Work to complete – Pictures aside, write out every record exactly as it appears.

The records –
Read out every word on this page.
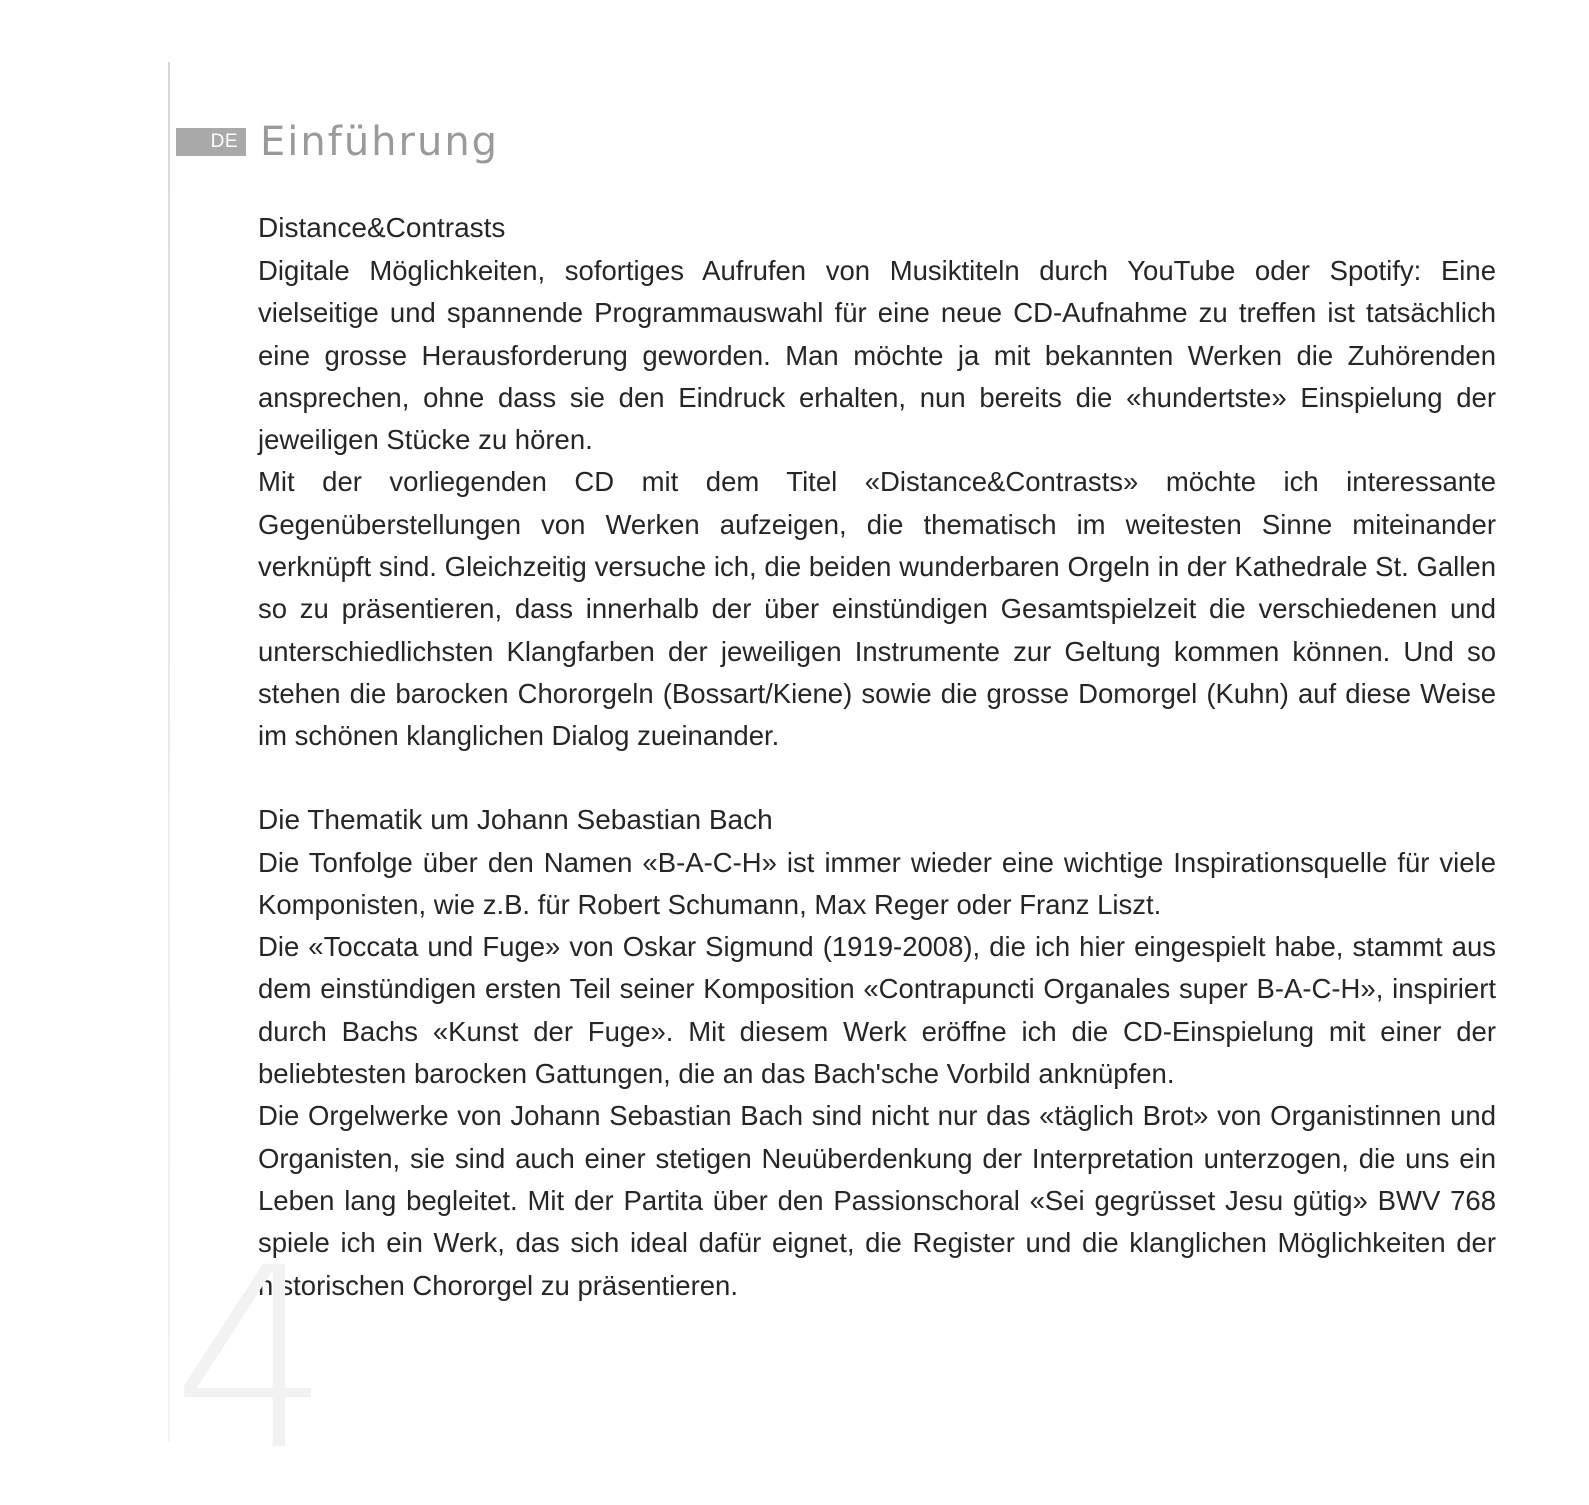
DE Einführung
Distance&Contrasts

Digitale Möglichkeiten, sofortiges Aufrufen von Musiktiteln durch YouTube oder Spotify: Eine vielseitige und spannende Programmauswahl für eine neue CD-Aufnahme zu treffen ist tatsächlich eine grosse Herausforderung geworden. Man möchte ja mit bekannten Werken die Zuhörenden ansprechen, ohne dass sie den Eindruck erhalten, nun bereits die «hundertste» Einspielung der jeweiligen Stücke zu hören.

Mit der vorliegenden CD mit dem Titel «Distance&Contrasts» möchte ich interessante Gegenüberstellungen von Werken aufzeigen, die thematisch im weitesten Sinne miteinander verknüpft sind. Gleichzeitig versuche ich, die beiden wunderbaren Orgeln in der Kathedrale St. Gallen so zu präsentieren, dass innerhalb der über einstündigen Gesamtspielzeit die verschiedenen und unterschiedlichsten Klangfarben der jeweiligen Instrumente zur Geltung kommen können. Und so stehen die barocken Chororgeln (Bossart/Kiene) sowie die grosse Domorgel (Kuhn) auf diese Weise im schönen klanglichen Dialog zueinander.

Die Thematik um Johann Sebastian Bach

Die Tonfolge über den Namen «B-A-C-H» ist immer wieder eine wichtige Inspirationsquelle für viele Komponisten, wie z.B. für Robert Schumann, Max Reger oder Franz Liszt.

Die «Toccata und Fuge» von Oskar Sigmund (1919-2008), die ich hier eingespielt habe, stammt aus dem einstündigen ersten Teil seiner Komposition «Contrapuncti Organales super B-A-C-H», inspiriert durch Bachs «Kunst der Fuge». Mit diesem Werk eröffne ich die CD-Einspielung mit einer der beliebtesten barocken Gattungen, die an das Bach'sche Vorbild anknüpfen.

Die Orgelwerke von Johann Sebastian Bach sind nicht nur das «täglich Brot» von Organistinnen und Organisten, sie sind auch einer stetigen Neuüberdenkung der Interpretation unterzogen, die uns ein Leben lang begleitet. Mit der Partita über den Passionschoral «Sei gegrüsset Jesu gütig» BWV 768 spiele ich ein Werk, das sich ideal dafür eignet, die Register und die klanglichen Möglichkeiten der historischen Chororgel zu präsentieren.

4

Output of the exercise –
Read out every word on this page.
DE Einführung
Distance&Contrasts

Digitale Möglichkeiten, sofortiges Aufrufen von Musiktiteln durch YouTube oder Spotify: Eine vielseitige und spannende Programmauswahl für eine neue CD-Aufnahme zu treffen ist tatsächlich eine grosse Herausforderung geworden. Man möchte ja mit bekannten Werken die Zuhörenden ansprechen, ohne dass sie den Eindruck erhalten, nun bereits die «hundertste» Einspielung der jeweiligen Stücke zu hören.

Mit der vorliegenden CD mit dem Titel «Distance&Contrasts» möchte ich interessante Gegenüberstellungen von Werken aufzeigen, die thematisch im weitesten Sinne miteinander verknüpft sind. Gleichzeitig versuche ich, die beiden wunderbaren Orgeln in der Kathedrale St. Gallen so zu präsentieren, dass innerhalb der über einstündigen Gesamtspielzeit die verschiedenen und unterschiedlichsten Klangfarben der jeweiligen Instrumente zur Geltung kommen können. Und so stehen die barocken Chororgeln (Bossart/Kiene) sowie die grosse Domorgel (Kuhn) auf diese Weise im schönen klanglichen Dialog zueinander.

Die Thematik um Johann Sebastian Bach

Die Tonfolge über den Namen «B-A-C-H» ist immer wieder eine wichtige Inspirationsquelle für viele Komponisten, wie z.B. für Robert Schumann, Max Reger oder Franz Liszt.

Die «Toccata und Fuge» von Oskar Sigmund (1919-2008), die ich hier eingespielt habe, stammt aus dem einstündigen ersten Teil seiner Komposition «Contrapuncti Organales super B-A-C-H», inspiriert durch Bachs «Kunst der Fuge». Mit diesem Werk eröffne ich die CD-Einspielung mit einer der beliebtesten barocken Gattungen, die an das Bach'sche Vorbild anknüpfen.

Die Orgelwerke von Johann Sebastian Bach sind nicht nur das «täglich Brot» von Organistinnen und Organisten, sie sind auch einer stetigen Neuüberdenkung der Interpretation unterzogen, die uns ein Leben lang begleitet. Mit der Partita über den Passionschoral «Sei gegrüsset Jesu gütig» BWV 768 spiele ich ein Werk, das sich ideal dafür eignet, die Register und die klanglichen Möglichkeiten der historischen Chororgel zu präsentieren.

4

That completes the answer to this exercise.